◆ Exercise brief
Present each line of the entries below that holds the word "Hinterbacke".

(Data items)
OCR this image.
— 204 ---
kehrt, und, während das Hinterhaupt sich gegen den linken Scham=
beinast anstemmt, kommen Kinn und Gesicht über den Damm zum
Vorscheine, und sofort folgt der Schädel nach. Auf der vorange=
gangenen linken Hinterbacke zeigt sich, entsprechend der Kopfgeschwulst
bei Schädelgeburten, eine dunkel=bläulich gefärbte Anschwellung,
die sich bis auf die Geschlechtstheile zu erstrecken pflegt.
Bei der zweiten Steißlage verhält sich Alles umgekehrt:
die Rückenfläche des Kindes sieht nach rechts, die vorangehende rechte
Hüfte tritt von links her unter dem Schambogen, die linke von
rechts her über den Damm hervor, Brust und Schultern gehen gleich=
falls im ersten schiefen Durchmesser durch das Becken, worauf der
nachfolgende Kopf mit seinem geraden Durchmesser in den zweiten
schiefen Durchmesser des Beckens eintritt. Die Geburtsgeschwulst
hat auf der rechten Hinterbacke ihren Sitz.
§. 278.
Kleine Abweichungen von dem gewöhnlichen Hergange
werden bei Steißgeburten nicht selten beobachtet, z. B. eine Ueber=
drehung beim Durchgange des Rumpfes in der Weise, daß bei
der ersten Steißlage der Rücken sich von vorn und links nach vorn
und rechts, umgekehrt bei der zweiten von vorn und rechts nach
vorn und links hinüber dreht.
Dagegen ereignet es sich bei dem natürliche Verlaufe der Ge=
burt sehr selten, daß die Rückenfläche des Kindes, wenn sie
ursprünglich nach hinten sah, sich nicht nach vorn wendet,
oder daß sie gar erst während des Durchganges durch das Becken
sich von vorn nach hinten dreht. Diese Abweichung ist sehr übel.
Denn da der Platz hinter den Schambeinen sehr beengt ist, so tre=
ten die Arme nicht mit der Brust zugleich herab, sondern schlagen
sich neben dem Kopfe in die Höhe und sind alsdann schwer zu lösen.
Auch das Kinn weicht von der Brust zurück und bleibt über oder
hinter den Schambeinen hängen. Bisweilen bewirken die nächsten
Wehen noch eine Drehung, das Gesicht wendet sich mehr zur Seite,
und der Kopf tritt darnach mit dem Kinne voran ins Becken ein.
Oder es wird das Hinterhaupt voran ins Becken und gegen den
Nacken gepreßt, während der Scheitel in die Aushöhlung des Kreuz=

◆ The reply
gangenen linken Hinterbacke zeigt sich, entsprechend der Kopfgeschwulst
hat auf der rechten Hinterbacke ihren Sitz.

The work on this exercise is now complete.